Tally the lines that contain the string "structured" and state that total without comment.

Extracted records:
****

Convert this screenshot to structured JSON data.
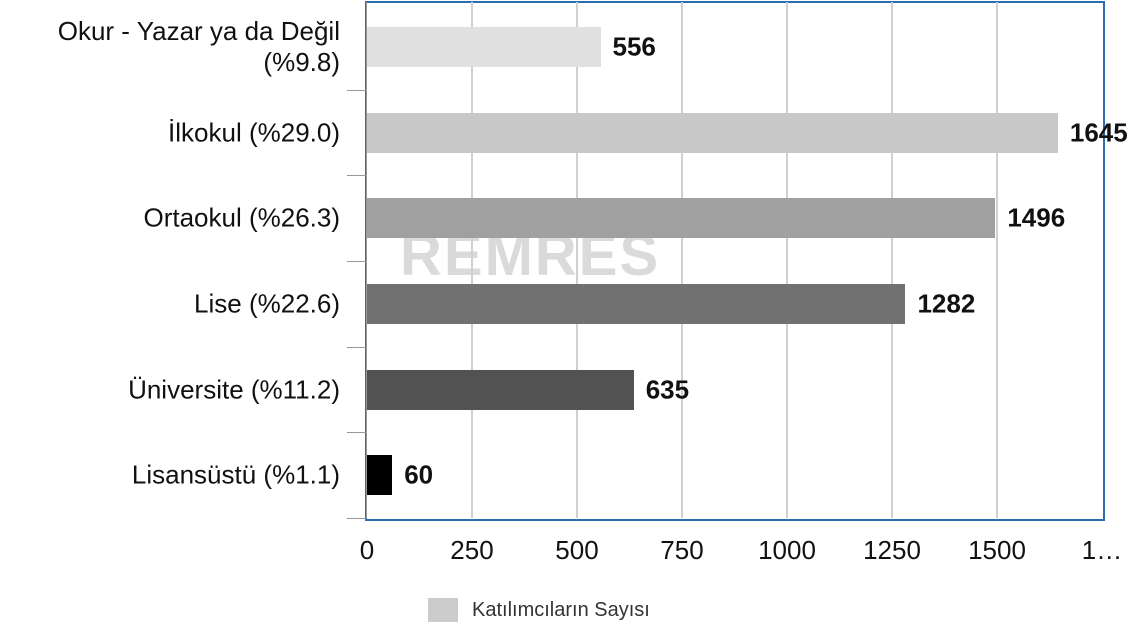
{
  "watermark": "REMRES",
  "chart_data": {
    "type": "bar",
    "orientation": "horizontal",
    "categories": [
      "Okur - Yazar ya da Değil (%9.8)",
      "İlkokul (%29.0)",
      "Ortaokul (%26.3)",
      "Lise (%22.6)",
      "Üniversite (%11.2)",
      "Lisansüstü (%1.1)"
    ],
    "series": [
      {
        "name": "Katılımcıların Sayısı",
        "color": "#cccccc",
        "colors": [
          "#e0e0e0",
          "#c8c8c8",
          "#a0a0a0",
          "#717171",
          "#525252",
          "#000000"
        ],
        "values": [
          556,
          1645,
          1496,
          1282,
          635,
          60
        ]
      }
    ],
    "xlim": [
      0,
      1750
    ],
    "xticks": [
      0,
      250,
      500,
      750,
      1000,
      1250,
      1500,
      {
        "value": 1750,
        "label": "1…"
      }
    ],
    "grid": true
  }
}
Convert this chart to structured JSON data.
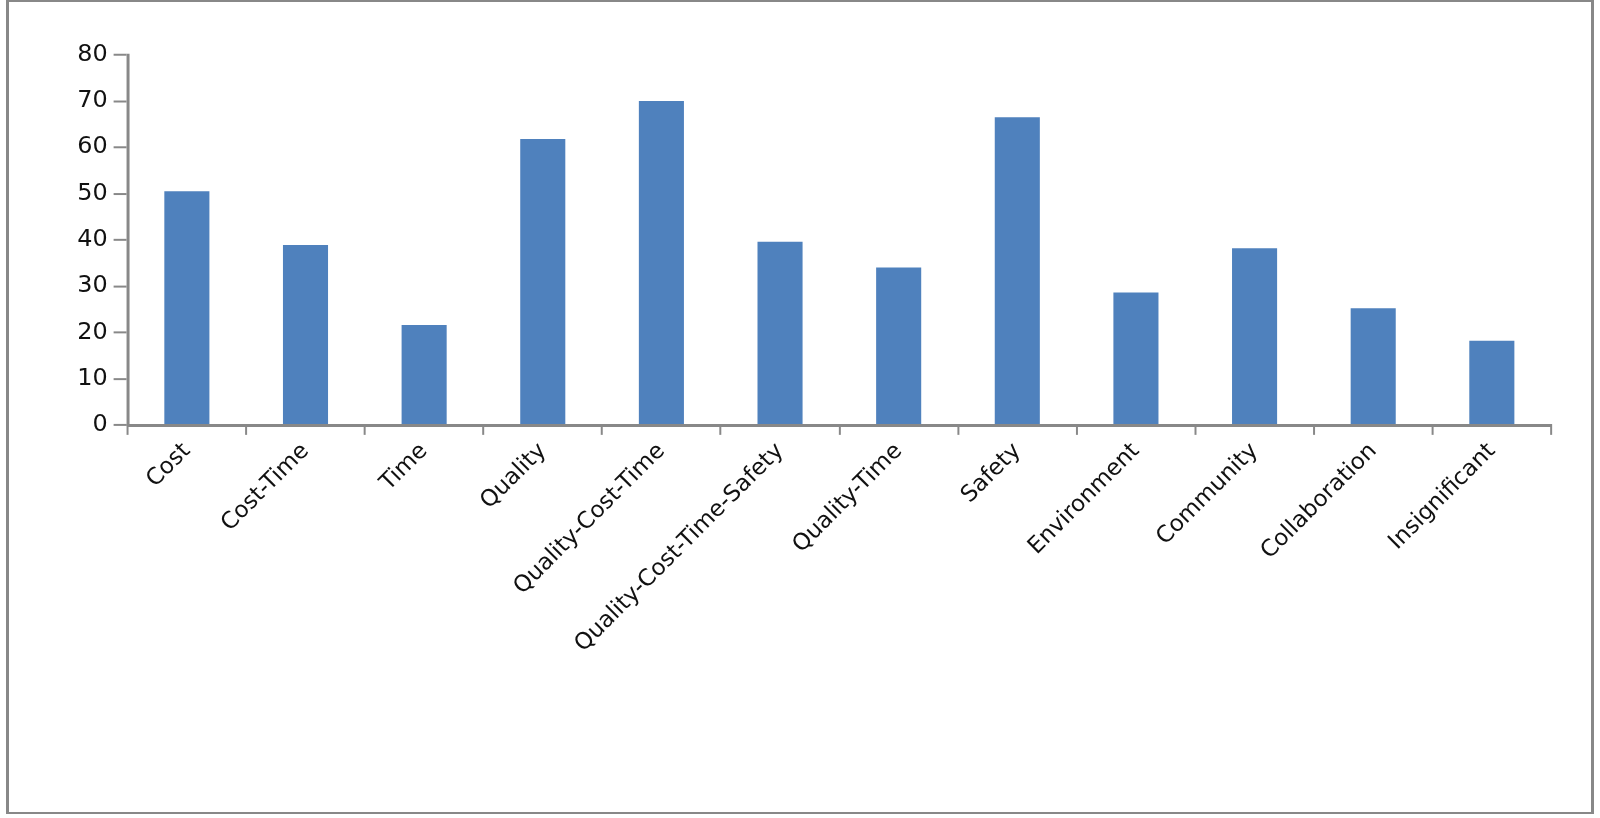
{
  "chart_data": {
    "type": "bar",
    "categories": [
      "Cost",
      "Cost-Time",
      "Time",
      "Quality",
      "Quality-Cost-Time",
      "Quality-Cost-Time-Safety",
      "Quality-Time",
      "Safety",
      "Environment",
      "Community",
      "Collaboration",
      "Insignificant"
    ],
    "values": [
      50.5,
      38.9,
      21.6,
      61.8,
      70,
      39.6,
      34,
      66.5,
      28.6,
      38.2,
      25.2,
      18.2
    ],
    "color": "#4f81bd",
    "ylim": [
      0,
      80
    ],
    "yticks": [
      0,
      10,
      20,
      30,
      40,
      50,
      60,
      70,
      80
    ],
    "grid": false
  }
}
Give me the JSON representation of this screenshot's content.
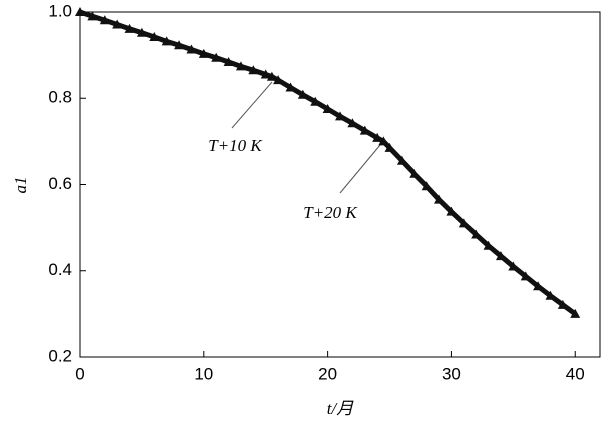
{
  "chart_data": {
    "type": "line",
    "x_label": "t/月",
    "y_label": "a1",
    "annotations": [
      "T+10 K",
      "T+20 K"
    ],
    "x": [
      0,
      1,
      2,
      3,
      4,
      5,
      6,
      7,
      8,
      9,
      10,
      11,
      12,
      13,
      14,
      15,
      15.5,
      16,
      17,
      18,
      19,
      20,
      21,
      22,
      23,
      24,
      24.5,
      25,
      26,
      27,
      28,
      29,
      30,
      31,
      32,
      33,
      34,
      35,
      36,
      37,
      38,
      39,
      40
    ],
    "series": [
      {
        "color": "#111111",
        "values": [
          1.0,
          0.99,
          0.981,
          0.971,
          0.961,
          0.952,
          0.942,
          0.932,
          0.923,
          0.913,
          0.903,
          0.894,
          0.884,
          0.874,
          0.865,
          0.855,
          0.85,
          0.842,
          0.825,
          0.808,
          0.792,
          0.775,
          0.758,
          0.742,
          0.725,
          0.708,
          0.7,
          0.685,
          0.655,
          0.625,
          0.596,
          0.565,
          0.537,
          0.51,
          0.484,
          0.458,
          0.434,
          0.41,
          0.387,
          0.364,
          0.342,
          0.321,
          0.3
        ]
      }
    ],
    "xlim": [
      0,
      42
    ],
    "ylim": [
      0.2,
      1.0
    ],
    "xticks": [
      0,
      10,
      20,
      30,
      40
    ],
    "yticks": [
      0.2,
      0.4,
      0.6,
      0.8,
      {
        "value": 1,
        "label": "1.0"
      }
    ]
  }
}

****

* Solved exercise
2